EXERCISE REQUIREMENTS:
Lines that contain the string "房县一直坚持不懈推进" are to be copied; leave out all others.

INPUT:
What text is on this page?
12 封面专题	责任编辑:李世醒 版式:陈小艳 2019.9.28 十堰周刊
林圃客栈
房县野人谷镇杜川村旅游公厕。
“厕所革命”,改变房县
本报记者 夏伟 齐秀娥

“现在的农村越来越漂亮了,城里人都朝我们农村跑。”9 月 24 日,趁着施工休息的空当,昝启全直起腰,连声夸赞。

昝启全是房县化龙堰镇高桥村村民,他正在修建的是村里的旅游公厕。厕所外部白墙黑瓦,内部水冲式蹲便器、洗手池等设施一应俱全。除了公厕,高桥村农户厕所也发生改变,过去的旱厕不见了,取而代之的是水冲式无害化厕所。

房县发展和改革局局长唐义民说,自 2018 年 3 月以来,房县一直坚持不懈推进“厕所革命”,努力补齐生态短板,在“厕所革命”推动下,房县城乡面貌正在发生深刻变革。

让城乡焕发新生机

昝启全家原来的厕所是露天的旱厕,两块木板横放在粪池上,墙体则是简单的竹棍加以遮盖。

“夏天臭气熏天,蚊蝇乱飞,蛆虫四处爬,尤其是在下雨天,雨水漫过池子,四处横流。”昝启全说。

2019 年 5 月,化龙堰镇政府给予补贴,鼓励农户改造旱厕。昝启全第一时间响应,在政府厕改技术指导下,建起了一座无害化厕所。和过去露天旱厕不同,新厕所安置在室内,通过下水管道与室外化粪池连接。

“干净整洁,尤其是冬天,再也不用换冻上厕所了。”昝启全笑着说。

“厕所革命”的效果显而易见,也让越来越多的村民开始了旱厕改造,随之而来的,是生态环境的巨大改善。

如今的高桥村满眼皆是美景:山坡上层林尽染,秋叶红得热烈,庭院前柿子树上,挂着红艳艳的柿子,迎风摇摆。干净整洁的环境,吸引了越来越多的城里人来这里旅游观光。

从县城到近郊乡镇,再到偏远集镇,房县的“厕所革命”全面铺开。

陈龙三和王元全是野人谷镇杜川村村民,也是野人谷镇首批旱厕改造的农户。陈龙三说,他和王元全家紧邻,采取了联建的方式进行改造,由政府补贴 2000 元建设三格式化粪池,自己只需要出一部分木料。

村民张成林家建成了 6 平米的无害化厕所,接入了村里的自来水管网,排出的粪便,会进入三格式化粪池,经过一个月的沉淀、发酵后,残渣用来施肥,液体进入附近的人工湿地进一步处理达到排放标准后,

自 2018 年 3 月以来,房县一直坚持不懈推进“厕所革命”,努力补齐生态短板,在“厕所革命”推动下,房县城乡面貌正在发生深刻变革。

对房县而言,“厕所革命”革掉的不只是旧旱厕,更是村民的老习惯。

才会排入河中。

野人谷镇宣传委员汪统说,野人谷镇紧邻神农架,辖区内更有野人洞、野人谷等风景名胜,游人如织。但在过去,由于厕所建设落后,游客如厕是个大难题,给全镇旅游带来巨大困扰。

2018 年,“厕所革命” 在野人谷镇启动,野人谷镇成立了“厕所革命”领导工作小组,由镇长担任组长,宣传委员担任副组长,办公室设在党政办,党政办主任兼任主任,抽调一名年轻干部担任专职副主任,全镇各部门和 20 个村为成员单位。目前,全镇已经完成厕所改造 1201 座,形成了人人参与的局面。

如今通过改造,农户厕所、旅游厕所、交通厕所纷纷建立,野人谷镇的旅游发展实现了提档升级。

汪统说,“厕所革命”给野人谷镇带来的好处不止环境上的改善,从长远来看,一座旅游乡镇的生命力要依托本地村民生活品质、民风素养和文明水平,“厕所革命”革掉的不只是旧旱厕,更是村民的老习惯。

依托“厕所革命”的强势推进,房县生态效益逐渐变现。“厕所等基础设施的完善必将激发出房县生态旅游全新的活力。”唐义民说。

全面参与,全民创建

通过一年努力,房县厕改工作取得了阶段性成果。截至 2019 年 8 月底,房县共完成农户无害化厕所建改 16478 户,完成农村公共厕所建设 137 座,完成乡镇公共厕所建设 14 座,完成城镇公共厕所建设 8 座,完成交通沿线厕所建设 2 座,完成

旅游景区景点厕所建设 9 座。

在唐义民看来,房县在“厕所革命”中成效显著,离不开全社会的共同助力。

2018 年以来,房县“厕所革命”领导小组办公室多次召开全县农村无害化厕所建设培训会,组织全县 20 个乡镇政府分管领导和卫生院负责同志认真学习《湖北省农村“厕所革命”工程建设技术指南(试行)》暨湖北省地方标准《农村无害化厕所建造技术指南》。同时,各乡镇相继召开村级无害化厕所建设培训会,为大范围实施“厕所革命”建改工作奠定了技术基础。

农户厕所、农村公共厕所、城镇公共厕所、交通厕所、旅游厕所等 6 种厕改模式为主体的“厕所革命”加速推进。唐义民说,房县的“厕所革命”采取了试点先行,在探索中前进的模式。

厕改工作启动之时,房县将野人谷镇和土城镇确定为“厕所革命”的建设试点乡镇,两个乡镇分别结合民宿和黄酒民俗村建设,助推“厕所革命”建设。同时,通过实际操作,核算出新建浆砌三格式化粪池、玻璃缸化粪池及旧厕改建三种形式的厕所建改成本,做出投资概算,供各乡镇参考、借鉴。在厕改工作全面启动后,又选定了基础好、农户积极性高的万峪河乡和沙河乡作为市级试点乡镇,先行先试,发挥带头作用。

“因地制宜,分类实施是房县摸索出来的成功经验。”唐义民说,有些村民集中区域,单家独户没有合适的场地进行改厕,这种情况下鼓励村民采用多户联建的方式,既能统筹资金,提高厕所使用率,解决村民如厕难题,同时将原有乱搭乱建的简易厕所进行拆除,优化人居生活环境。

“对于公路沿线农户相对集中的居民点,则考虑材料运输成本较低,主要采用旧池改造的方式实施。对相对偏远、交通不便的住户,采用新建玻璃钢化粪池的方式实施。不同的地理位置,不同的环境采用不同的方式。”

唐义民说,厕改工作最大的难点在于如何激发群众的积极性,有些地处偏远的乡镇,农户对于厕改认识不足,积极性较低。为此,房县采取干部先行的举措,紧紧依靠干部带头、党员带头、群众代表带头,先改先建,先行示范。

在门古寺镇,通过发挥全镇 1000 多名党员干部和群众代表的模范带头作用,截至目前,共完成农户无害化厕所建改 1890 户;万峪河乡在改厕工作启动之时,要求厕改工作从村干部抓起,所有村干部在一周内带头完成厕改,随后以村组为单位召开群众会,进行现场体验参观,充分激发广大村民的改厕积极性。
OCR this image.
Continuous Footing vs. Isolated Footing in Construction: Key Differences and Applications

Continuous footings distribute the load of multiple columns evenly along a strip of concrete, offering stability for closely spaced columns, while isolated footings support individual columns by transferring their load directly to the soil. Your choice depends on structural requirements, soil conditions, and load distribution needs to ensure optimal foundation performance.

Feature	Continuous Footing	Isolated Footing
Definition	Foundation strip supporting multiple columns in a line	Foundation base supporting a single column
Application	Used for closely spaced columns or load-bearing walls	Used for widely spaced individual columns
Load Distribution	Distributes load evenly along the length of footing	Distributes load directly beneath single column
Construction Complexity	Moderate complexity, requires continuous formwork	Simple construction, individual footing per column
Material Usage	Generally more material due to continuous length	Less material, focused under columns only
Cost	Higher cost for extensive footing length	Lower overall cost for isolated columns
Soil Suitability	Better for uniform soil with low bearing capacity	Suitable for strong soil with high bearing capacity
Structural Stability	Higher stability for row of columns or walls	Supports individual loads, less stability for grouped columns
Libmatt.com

RIGHT ANSWER:
房县发展和改革局局长唐义民说,自 2018 年 3 月以来,房县一直坚持不懈推进“厕所革命”,努力补齐生态短板,在“厕所革命”推动下,房县城乡面貌正在发生深刻变革。
自 2018 年 3 月以来,房县一直坚持不懈推进“厕所革命”,努力补齐生态短板,在“厕所革命”推动下,房县城乡面貌正在发生深刻变革。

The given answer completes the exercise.